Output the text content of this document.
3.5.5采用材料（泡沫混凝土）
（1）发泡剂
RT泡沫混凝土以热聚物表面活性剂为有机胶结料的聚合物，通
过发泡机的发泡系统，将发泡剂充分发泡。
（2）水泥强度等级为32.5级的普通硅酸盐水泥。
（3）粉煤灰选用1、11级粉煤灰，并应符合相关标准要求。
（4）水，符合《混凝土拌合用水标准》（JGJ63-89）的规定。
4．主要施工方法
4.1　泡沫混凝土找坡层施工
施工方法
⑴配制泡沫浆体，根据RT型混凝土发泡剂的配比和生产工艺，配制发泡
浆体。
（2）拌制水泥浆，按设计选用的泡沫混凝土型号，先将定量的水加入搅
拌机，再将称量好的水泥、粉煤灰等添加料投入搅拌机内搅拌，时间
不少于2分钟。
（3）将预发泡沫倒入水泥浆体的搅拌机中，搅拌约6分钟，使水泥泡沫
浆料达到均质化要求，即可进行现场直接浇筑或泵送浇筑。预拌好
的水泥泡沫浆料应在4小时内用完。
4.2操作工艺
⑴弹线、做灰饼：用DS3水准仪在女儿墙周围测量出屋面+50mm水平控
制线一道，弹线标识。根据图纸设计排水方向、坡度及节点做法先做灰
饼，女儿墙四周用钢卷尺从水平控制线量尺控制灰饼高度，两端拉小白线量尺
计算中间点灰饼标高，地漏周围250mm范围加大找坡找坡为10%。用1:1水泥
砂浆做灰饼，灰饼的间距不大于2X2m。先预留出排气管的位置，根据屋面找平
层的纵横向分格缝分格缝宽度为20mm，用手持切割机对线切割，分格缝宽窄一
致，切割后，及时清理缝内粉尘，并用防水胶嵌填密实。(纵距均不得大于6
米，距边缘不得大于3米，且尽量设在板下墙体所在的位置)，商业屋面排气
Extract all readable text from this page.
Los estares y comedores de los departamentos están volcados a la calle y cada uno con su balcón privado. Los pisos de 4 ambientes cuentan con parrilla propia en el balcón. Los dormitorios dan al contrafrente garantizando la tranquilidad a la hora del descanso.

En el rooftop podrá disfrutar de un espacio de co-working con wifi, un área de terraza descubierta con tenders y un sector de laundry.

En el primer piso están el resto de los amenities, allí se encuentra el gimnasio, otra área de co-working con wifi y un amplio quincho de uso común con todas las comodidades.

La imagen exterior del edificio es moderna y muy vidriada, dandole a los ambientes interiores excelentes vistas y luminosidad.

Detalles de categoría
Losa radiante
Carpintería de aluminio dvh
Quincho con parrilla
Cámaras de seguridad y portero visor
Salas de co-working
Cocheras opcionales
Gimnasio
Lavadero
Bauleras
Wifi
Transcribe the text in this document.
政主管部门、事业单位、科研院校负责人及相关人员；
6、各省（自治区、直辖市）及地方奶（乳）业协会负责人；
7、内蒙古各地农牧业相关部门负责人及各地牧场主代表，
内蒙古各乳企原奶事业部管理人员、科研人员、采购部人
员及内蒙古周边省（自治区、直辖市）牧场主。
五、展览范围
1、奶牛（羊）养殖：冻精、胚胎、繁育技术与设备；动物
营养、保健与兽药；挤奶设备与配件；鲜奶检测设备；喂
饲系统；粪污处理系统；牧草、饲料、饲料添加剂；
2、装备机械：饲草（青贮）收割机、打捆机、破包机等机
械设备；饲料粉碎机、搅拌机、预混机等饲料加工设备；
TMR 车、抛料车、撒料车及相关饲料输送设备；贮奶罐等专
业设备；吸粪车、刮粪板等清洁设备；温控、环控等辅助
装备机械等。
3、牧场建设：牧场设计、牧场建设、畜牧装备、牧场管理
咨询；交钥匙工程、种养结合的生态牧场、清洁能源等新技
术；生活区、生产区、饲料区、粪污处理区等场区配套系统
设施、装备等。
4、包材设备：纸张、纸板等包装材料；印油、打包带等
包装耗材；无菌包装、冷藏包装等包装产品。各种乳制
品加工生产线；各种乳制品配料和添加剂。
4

- - -

What to work on. Exactly and only the lines from the line containing "Transcribe the text in this document." through the last line of the entries should be copied, both ends included.

Task answer.
Transcribe the text in this document.
政主管部门、事业单位、科研院校负责人及相关人员；
6、各省（自治区、直辖市）及地方奶（乳）业协会负责人；
7、内蒙古各地农牧业相关部门负责人及各地牧场主代表，
内蒙古各乳企原奶事业部管理人员、科研人员、采购部人
员及内蒙古周边省（自治区、直辖市）牧场主。
五、展览范围
1、奶牛（羊）养殖：冻精、胚胎、繁育技术与设备；动物
营养、保健与兽药；挤奶设备与配件；鲜奶检测设备；喂
饲系统；粪污处理系统；牧草、饲料、饲料添加剂；
2、装备机械：饲草（青贮）收割机、打捆机、破包机等机
械设备；饲料粉碎机、搅拌机、预混机等饲料加工设备；
TMR 车、抛料车、撒料车及相关饲料输送设备；贮奶罐等专
业设备；吸粪车、刮粪板等清洁设备；温控、环控等辅助
装备机械等。
3、牧场建设：牧场设计、牧场建设、畜牧装备、牧场管理
咨询；交钥匙工程、种养结合的生态牧场、清洁能源等新技
术；生活区、生产区、饲料区、粪污处理区等场区配套系统
设施、装备等。
4、包材设备：纸张、纸板等包装材料；印油、打包带等
包装耗材；无菌包装、冷藏包装等包装产品。各种乳制
品加工生产线；各种乳制品配料和添加剂。
4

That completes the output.